-- begin EXCERPT PROVIDED --
The first time I ever went caroling was as a Brownie Scout in 1960. Armed with our carol booklets, provided by the John Hancock Life Insurance Company, we went to the homes of people in the community who had chronic illnesses. We sang Here We Come A-Wassailing and O Come, All Ye Faithful and finished up with Silent Night, our shivering bodies crowded together on the front porches of each house along our route. After serenading half a dozen families, we returned to our Scout meeting room for hot cocoa (spiked with candy canes) and home-baked cookies.

Photo by The Wu's Photo Land

Photo by The Wu’s Photo Land

For the rest of my childhood and high school and college years, going caroling was, if not annual, at least often a part of my Christmas season. And groups of carolers occasionally came to sing on our front porch.

Alas, not all of my contemporaries partook of this tradition.

When Greg and I had been married for a year or two, he bought me a Wurlitzer electronic piano that fit in our tiny living room and could be easily transported. Planning to spend Christmas Day with my in-laws, I insisted we bring the piano along, so we could all sing carols together.

What a bomb. My husband’s family would rather stick needles in their eyes than sing around the piano. They were quite content to let me play while they conversed. I felt like a lounge musician.
-- end EXCERPT PROVIDED --
-- begin ENTRIES SHOWN --
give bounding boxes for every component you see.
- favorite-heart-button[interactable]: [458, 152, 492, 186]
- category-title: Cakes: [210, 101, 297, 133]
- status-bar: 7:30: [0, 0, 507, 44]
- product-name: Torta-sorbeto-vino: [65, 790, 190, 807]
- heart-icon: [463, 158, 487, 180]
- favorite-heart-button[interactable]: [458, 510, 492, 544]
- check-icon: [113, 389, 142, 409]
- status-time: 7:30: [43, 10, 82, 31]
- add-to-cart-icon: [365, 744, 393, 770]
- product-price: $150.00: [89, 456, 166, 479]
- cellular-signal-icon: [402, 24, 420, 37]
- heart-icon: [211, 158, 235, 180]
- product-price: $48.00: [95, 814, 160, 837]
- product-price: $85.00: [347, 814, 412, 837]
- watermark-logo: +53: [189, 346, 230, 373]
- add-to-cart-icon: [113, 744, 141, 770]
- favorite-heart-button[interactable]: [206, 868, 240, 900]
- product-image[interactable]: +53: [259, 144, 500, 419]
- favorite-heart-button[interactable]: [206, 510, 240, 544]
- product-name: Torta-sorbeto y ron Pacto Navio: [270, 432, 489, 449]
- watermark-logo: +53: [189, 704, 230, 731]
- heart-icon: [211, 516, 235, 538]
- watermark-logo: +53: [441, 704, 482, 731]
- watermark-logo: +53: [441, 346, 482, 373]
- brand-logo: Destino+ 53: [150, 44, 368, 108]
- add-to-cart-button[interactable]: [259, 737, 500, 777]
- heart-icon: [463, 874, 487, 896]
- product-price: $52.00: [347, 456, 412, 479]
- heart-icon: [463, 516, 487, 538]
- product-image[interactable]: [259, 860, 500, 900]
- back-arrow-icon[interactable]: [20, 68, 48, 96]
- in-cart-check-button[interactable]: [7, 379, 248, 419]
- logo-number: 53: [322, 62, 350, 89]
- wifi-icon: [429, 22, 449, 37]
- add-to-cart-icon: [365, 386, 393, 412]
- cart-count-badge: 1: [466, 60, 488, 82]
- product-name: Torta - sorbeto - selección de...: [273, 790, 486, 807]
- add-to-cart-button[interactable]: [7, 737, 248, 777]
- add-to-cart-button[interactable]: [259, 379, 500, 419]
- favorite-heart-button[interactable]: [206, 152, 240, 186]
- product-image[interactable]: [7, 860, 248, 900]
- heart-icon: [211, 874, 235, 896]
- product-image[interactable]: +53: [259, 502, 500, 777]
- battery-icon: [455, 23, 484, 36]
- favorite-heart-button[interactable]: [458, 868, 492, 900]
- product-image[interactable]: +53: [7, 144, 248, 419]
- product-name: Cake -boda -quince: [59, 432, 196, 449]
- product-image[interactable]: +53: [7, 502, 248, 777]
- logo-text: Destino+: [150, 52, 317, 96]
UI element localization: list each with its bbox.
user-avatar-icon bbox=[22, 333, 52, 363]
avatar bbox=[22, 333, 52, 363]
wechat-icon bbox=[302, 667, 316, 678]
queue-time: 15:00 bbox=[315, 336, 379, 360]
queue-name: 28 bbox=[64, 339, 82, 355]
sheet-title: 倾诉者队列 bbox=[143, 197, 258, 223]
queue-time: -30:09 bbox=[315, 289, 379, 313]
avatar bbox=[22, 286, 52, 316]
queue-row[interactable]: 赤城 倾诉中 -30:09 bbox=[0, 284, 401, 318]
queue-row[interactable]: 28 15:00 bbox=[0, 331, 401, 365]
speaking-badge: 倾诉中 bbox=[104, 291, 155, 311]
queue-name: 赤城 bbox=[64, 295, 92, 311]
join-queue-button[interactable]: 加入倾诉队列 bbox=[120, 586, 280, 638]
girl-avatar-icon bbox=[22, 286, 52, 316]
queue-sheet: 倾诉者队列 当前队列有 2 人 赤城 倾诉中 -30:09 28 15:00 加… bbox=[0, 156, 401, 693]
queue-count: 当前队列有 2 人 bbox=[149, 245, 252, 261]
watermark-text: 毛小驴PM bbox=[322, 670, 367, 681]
-- end ENTRIES SHOWN --
According to the caroling excerpt, why did the writer insist on bringing the Wurlitzer piano to Christmas Day with the in-laws? Answer in one to three sentences. Rely solely on the excerpt to respond.

TASK ANSWER
The writer insisted on bringing the piano so that everyone could sing carols together. The Wurlitzer was an electronic piano that could be easily transported, which made bringing it along possible.